**Records provided**

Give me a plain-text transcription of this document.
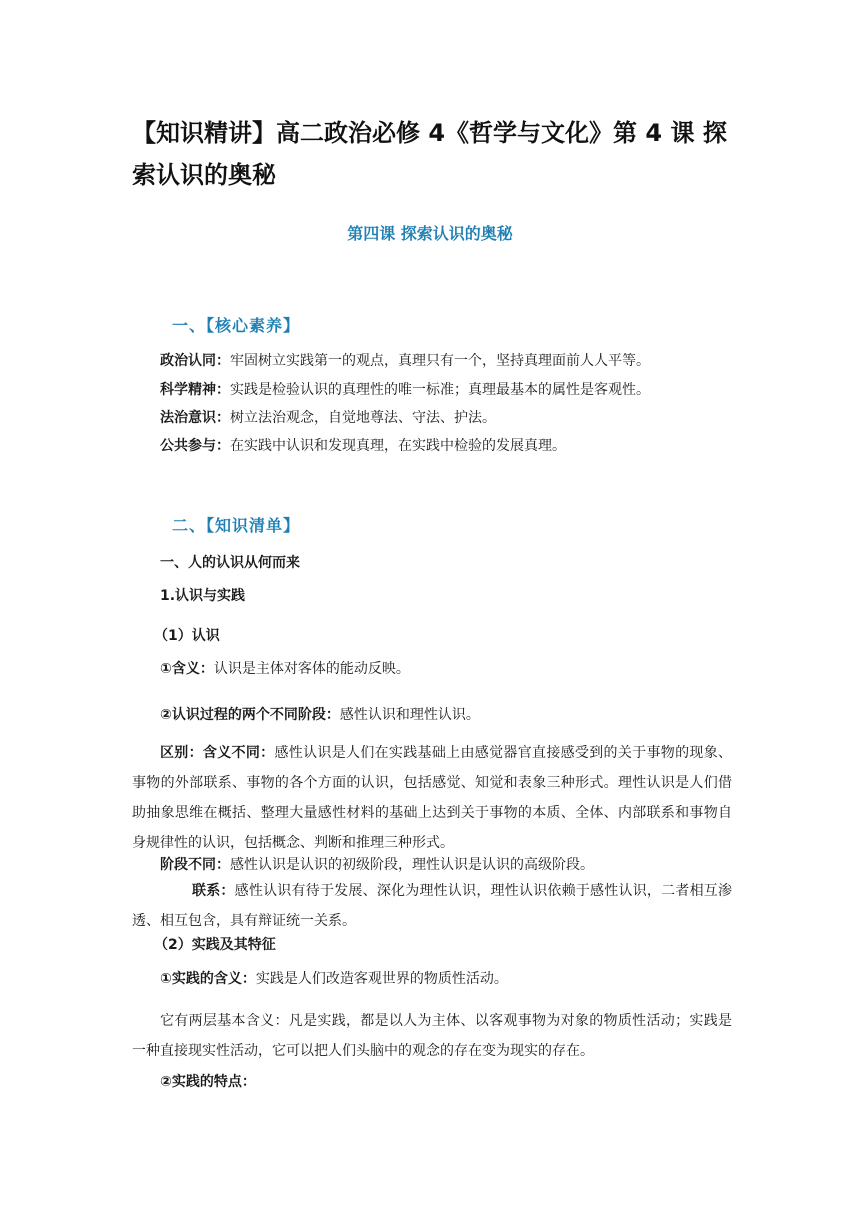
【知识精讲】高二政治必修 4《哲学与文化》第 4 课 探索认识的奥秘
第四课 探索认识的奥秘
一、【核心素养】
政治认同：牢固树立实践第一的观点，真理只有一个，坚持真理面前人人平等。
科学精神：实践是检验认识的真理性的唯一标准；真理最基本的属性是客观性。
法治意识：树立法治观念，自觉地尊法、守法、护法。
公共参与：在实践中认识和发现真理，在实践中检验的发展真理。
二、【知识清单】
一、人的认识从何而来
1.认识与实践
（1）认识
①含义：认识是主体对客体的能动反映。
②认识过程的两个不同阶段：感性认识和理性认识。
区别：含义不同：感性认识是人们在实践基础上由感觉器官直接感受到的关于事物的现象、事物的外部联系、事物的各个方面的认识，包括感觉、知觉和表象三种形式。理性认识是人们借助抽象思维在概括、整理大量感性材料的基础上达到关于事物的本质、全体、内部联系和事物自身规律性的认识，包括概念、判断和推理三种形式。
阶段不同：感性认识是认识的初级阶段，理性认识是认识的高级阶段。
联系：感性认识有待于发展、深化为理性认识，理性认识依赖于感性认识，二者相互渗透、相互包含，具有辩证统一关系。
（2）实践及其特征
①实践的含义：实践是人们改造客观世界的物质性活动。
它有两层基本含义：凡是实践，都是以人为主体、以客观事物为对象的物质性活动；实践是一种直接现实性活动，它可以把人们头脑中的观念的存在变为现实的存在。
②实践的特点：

**Description of the task**
Repeat the records above exactly, omitting every picture.

**Answer to this task**
Give me a plain-text transcription of this document.
【知识精讲】高二政治必修 4《哲学与文化》第 4 课 探索认识的奥秘
第四课 探索认识的奥秘
一、【核心素养】
政治认同：牢固树立实践第一的观点，真理只有一个，坚持真理面前人人平等。
科学精神：实践是检验认识的真理性的唯一标准；真理最基本的属性是客观性。
法治意识：树立法治观念，自觉地尊法、守法、护法。
公共参与：在实践中认识和发现真理，在实践中检验的发展真理。
二、【知识清单】
一、人的认识从何而来
1.认识与实践
（1）认识
①含义：认识是主体对客体的能动反映。
②认识过程的两个不同阶段：感性认识和理性认识。
区别：含义不同：感性认识是人们在实践基础上由感觉器官直接感受到的关于事物的现象、事物的外部联系、事物的各个方面的认识，包括感觉、知觉和表象三种形式。理性认识是人们借助抽象思维在概括、整理大量感性材料的基础上达到关于事物的本质、全体、内部联系和事物自身规律性的认识，包括概念、判断和推理三种形式。
阶段不同：感性认识是认识的初级阶段，理性认识是认识的高级阶段。
联系：感性认识有待于发展、深化为理性认识，理性认识依赖于感性认识，二者相互渗透、相互包含，具有辩证统一关系。
（2）实践及其特征
①实践的含义：实践是人们改造客观世界的物质性活动。
它有两层基本含义：凡是实践，都是以人为主体、以客观事物为对象的物质性活动；实践是一种直接现实性活动，它可以把人们头脑中的观念的存在变为现实的存在。
②实践的特点：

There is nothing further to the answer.